[BEGIN DATA]

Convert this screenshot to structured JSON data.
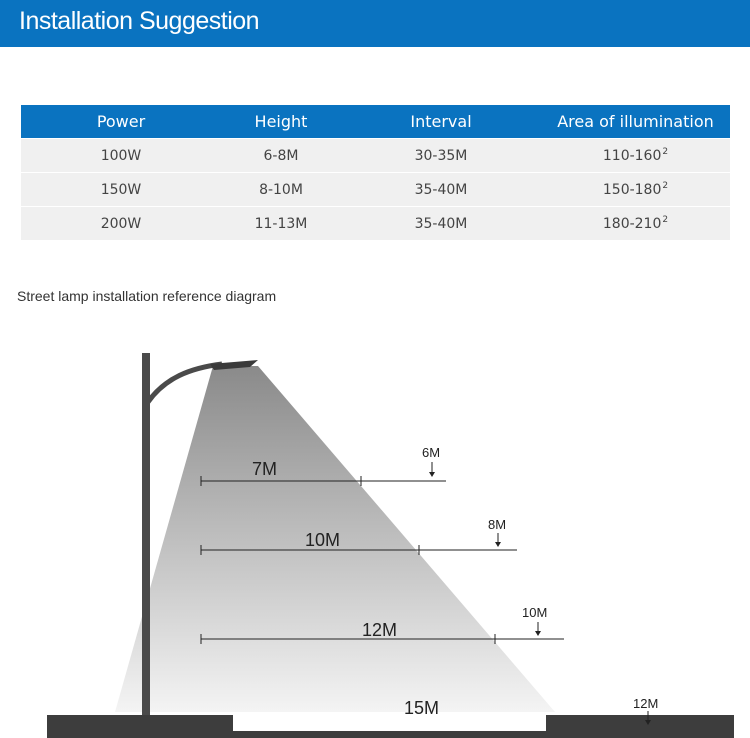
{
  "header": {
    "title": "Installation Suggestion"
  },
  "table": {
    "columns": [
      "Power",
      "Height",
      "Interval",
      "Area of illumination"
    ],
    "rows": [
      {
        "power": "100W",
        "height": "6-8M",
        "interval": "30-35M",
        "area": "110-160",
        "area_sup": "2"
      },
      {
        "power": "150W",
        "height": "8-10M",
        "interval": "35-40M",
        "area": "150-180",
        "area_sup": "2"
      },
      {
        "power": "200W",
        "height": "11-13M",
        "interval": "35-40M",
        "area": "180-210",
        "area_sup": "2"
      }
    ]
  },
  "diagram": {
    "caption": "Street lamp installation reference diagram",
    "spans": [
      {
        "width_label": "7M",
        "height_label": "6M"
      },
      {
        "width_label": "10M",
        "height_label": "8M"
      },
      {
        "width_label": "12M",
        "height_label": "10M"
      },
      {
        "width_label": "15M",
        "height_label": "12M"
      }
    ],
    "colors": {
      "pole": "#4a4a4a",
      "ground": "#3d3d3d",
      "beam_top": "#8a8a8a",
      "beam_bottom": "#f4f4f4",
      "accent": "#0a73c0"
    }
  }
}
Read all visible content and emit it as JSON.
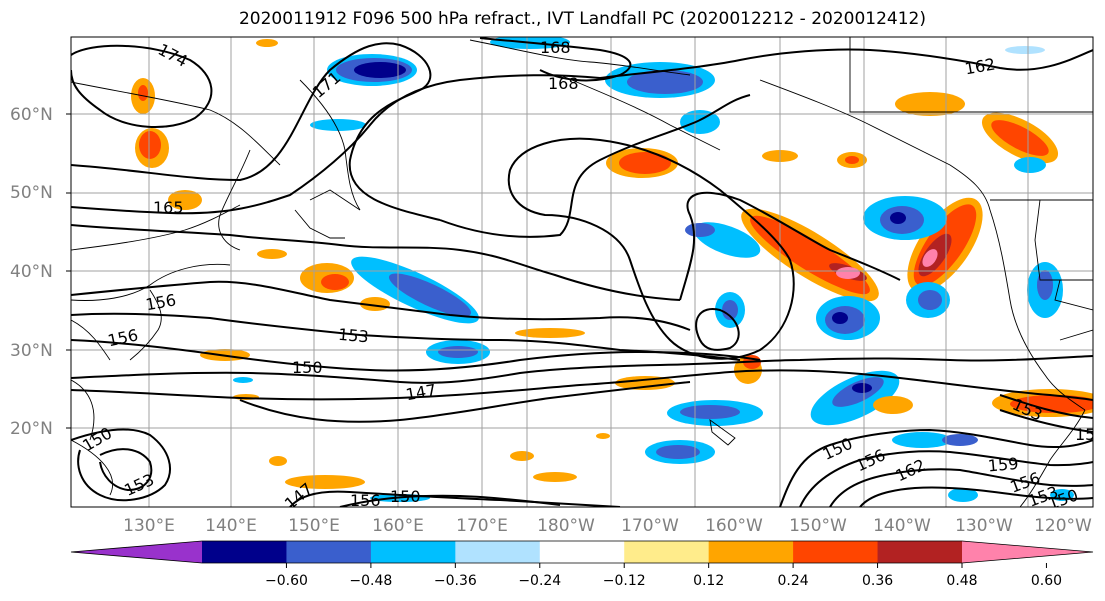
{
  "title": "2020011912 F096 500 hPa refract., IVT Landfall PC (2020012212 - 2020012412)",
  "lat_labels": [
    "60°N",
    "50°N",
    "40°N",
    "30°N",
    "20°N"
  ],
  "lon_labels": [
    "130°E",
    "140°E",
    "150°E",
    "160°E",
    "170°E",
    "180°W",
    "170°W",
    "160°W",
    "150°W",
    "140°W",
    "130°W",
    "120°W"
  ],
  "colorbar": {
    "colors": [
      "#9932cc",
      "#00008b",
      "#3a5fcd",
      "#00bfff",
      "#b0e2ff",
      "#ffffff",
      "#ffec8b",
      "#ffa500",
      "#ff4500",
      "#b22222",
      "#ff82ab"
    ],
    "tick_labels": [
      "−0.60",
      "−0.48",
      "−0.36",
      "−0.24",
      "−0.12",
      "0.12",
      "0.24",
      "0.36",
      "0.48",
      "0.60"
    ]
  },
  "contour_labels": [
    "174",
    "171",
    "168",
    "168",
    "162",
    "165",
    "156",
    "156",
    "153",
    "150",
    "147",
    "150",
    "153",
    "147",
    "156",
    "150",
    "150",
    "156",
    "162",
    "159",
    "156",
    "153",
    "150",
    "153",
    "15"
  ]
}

[END DATA]
[BEGIN DATA]

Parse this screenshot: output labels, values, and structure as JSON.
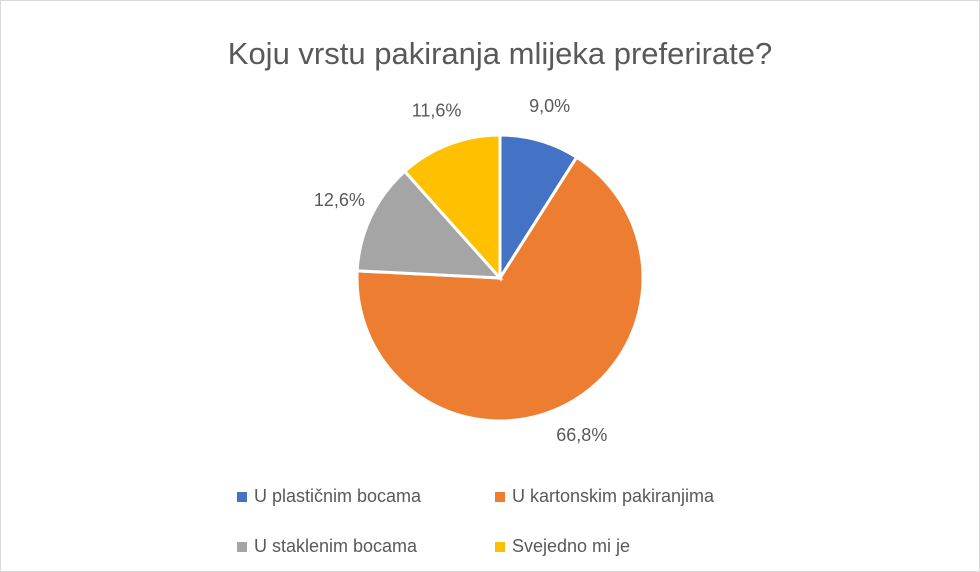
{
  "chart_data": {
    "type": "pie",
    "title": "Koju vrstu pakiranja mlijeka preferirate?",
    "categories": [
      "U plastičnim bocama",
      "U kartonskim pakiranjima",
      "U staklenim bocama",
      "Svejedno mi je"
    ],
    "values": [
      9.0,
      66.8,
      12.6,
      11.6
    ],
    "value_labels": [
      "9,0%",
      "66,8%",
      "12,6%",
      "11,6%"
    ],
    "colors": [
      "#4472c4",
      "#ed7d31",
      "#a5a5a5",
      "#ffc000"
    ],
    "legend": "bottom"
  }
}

[END DATA]
[BEGIN DATA]

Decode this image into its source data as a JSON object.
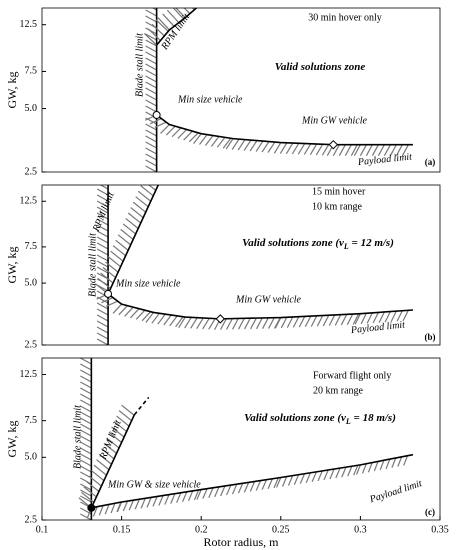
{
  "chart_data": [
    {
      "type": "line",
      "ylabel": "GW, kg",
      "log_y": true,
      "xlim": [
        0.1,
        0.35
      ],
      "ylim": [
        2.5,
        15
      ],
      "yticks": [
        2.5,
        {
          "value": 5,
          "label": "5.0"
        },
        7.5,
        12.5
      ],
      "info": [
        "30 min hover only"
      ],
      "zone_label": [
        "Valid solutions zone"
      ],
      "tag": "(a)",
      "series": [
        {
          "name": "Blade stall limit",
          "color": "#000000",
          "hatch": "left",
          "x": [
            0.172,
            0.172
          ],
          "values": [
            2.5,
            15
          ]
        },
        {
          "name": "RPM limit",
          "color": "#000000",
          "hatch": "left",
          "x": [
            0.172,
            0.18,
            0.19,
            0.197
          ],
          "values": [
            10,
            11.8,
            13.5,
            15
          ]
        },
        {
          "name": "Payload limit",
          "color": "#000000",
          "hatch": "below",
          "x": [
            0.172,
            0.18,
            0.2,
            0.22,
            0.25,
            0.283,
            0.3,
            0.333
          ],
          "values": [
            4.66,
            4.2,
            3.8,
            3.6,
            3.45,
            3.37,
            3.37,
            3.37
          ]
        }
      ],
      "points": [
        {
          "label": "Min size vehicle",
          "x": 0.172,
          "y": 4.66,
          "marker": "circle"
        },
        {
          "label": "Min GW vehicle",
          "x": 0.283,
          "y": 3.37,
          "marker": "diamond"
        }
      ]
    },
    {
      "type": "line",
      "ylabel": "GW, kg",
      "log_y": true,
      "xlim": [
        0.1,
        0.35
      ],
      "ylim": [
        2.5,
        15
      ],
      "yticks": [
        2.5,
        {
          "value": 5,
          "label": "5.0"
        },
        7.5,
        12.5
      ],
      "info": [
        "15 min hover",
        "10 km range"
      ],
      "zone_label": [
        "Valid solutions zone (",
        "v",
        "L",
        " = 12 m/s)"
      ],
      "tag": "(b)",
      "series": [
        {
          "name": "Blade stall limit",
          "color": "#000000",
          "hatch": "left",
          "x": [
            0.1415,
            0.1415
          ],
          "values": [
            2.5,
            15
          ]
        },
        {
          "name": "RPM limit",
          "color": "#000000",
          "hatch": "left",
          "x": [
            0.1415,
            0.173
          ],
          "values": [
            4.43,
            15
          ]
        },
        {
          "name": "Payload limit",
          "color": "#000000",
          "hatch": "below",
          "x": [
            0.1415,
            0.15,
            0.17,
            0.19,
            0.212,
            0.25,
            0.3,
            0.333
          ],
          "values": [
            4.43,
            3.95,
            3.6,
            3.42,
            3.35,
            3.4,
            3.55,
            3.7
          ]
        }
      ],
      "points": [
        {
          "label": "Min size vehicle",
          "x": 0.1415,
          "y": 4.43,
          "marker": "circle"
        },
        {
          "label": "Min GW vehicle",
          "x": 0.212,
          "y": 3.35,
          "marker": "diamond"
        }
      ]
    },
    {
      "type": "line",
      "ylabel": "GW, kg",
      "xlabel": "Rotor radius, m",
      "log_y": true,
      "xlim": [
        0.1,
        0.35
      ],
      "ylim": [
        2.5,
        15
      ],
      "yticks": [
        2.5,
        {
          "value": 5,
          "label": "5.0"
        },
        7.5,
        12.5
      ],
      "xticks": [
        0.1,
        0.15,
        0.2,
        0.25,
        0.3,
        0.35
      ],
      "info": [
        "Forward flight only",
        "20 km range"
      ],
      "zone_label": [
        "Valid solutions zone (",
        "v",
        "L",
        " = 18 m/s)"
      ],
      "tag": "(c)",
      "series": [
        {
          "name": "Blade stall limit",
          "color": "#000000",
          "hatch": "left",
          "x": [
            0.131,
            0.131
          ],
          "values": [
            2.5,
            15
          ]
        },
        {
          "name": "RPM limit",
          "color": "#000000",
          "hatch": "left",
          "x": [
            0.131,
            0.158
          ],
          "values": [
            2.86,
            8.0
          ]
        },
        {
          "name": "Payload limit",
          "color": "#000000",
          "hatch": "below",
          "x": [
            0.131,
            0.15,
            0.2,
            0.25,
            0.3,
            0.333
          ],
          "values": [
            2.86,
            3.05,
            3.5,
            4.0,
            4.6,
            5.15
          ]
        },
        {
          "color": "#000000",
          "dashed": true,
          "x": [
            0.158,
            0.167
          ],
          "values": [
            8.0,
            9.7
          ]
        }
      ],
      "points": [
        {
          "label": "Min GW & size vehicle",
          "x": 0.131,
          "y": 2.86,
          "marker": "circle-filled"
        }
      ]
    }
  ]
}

[END DATA]

▸ GOAL:
Using the material above, copy every line in which the string "screenshot" occurs.

▸ SOLUTION FOR THIS TASK:
Convert this screenshot to structured JSON data.
Parse this screenshot: output labels, values, and structure as JSON.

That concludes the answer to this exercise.